--- Start ---

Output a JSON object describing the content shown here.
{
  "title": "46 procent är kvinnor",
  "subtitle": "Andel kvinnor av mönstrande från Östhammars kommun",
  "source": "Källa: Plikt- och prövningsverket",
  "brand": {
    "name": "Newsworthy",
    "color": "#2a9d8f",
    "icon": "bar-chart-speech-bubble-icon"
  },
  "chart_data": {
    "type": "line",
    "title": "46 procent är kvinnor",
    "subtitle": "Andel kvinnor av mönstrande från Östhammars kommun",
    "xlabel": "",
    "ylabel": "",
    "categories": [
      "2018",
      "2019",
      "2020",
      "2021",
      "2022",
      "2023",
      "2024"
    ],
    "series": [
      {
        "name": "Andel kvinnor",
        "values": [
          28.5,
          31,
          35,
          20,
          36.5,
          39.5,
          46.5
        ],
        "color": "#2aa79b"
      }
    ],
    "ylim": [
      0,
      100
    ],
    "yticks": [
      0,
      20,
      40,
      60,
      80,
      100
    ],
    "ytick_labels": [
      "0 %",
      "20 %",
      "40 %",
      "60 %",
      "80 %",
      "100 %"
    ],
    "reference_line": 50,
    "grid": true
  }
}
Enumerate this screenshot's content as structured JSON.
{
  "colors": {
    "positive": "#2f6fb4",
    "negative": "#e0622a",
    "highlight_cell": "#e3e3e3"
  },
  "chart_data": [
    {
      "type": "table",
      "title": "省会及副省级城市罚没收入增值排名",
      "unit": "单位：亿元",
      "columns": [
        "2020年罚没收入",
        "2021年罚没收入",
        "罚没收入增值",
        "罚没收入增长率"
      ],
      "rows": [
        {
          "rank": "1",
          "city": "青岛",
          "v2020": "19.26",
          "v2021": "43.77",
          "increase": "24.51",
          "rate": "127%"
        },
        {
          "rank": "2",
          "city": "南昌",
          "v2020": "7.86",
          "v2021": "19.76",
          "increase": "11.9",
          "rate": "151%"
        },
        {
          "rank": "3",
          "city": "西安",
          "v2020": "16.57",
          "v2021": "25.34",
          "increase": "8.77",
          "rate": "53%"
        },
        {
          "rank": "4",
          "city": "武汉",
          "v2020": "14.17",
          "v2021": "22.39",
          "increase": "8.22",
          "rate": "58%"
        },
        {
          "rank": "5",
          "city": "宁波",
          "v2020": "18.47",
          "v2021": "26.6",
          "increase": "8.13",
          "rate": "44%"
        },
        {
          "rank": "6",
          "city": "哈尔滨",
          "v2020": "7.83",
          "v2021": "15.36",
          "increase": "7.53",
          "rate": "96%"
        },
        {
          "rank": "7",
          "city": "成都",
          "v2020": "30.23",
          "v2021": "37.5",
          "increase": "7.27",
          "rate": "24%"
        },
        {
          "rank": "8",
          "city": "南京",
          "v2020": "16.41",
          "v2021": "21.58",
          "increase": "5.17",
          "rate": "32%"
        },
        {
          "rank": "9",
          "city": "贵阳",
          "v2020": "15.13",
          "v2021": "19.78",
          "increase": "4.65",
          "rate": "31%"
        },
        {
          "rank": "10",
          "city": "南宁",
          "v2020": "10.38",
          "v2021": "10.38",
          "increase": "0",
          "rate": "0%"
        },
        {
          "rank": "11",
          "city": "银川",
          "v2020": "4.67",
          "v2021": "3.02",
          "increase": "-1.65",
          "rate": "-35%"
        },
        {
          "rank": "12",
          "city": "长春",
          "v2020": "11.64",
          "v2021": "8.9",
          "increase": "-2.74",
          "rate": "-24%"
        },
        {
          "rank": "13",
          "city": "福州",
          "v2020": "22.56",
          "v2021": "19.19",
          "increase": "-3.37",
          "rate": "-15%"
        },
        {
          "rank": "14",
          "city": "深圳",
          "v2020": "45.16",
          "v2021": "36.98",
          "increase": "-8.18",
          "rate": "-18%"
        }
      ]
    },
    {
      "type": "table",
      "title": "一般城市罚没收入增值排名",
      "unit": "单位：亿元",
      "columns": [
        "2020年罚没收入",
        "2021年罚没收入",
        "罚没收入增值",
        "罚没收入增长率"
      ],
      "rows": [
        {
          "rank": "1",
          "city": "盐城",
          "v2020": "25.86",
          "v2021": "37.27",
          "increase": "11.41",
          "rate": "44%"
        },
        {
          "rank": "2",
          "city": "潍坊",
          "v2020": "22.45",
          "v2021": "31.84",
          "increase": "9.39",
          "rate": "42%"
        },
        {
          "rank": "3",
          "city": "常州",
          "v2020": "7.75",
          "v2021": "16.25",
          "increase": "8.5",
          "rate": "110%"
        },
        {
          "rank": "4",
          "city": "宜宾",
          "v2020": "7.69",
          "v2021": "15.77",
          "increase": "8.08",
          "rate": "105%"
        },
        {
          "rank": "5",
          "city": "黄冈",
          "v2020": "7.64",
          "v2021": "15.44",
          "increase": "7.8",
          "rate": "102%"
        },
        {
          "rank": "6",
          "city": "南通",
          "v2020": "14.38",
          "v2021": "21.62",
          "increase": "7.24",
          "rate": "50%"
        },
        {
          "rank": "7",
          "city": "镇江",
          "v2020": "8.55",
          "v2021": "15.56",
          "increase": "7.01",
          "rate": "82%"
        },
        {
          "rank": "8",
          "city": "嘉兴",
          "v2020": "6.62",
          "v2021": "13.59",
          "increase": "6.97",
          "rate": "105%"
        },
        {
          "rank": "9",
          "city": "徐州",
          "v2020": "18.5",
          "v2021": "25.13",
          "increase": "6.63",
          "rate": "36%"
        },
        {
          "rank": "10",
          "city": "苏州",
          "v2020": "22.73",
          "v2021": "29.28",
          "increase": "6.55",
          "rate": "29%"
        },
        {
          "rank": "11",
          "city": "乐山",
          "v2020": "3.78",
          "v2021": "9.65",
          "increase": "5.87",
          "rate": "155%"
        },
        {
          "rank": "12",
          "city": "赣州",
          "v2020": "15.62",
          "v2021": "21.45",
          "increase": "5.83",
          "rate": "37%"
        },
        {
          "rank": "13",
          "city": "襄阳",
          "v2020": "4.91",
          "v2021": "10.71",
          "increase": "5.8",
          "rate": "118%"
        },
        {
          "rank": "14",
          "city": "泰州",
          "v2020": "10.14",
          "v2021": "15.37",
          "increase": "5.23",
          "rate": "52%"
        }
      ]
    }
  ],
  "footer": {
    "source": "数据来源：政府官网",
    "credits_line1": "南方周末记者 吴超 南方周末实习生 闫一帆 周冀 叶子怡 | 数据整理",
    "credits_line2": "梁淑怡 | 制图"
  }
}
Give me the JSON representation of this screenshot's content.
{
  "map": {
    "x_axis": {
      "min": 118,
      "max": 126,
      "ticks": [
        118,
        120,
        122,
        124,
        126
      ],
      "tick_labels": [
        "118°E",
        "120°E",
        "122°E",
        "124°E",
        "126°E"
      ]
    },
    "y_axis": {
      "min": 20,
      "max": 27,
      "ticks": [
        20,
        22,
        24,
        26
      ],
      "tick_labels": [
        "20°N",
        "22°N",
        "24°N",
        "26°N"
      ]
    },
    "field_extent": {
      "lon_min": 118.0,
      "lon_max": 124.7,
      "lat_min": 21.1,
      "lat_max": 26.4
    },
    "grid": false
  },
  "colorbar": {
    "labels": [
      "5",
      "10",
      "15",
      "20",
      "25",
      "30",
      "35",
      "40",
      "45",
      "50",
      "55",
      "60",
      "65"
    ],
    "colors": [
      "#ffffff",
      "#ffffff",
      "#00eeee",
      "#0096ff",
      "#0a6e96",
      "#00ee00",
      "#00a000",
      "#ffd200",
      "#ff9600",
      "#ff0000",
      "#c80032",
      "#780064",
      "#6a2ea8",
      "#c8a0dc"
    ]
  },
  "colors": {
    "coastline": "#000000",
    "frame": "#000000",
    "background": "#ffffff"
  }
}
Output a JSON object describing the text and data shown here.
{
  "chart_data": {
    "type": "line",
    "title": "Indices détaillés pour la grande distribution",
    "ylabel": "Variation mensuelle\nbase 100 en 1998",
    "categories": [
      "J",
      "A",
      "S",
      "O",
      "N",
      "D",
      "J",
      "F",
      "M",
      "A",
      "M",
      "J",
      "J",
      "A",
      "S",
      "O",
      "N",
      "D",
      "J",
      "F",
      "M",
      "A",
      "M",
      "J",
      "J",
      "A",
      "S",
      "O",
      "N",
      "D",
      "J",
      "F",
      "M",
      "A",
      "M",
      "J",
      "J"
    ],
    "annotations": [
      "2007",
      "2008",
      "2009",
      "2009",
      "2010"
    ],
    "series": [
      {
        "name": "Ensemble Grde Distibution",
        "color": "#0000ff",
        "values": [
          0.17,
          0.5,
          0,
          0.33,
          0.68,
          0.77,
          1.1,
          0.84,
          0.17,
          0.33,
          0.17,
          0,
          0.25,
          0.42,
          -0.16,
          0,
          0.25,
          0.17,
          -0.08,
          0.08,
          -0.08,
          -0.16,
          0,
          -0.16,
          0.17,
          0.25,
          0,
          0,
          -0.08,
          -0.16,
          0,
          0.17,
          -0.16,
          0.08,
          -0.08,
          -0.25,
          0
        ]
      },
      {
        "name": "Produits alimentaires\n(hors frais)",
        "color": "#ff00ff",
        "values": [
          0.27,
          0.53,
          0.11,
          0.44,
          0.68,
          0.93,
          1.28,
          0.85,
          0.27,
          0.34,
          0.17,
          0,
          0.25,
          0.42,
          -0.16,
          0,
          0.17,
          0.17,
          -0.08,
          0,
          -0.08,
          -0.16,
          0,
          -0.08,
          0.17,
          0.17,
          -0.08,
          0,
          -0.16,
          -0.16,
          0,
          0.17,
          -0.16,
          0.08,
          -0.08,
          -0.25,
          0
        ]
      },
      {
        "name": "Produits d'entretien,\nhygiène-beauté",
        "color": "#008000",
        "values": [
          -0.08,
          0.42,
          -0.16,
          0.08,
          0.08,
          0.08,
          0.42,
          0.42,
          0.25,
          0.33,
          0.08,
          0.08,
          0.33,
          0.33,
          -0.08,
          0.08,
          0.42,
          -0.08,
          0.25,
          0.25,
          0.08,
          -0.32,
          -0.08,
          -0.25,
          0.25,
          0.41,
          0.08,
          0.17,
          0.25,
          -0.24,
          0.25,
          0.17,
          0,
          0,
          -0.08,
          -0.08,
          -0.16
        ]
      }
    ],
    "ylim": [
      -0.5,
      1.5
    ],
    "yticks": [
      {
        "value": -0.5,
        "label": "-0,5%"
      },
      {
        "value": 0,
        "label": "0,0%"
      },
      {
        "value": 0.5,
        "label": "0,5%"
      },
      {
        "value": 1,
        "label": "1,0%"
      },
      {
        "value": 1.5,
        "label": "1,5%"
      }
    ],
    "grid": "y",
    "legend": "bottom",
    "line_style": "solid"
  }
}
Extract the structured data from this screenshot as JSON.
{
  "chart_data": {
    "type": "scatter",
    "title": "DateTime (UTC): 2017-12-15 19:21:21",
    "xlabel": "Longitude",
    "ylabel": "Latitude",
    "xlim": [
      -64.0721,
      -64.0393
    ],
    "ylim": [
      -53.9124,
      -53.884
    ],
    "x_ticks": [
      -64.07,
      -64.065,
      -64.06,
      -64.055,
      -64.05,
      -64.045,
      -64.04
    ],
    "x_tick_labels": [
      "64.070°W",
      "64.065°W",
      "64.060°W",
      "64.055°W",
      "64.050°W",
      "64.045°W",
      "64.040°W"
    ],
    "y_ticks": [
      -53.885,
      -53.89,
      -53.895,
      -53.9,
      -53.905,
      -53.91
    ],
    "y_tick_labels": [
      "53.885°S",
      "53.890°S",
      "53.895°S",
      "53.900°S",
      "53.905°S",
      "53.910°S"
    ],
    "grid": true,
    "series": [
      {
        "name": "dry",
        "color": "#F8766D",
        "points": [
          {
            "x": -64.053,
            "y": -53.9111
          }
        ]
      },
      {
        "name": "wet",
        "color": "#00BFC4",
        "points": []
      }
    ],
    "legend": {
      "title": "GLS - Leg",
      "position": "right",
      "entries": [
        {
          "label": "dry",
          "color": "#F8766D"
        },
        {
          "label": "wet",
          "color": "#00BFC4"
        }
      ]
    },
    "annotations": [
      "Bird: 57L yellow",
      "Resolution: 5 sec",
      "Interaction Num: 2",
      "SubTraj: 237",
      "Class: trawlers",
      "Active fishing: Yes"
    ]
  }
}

--- End ---

[SET PROBLEM]
Look through the lines above and collect those with the word "object".

[SOLUTION TO THIS EXERCISE]
Output a JSON object describing the content shown here.
Output a JSON object describing the text and data shown here.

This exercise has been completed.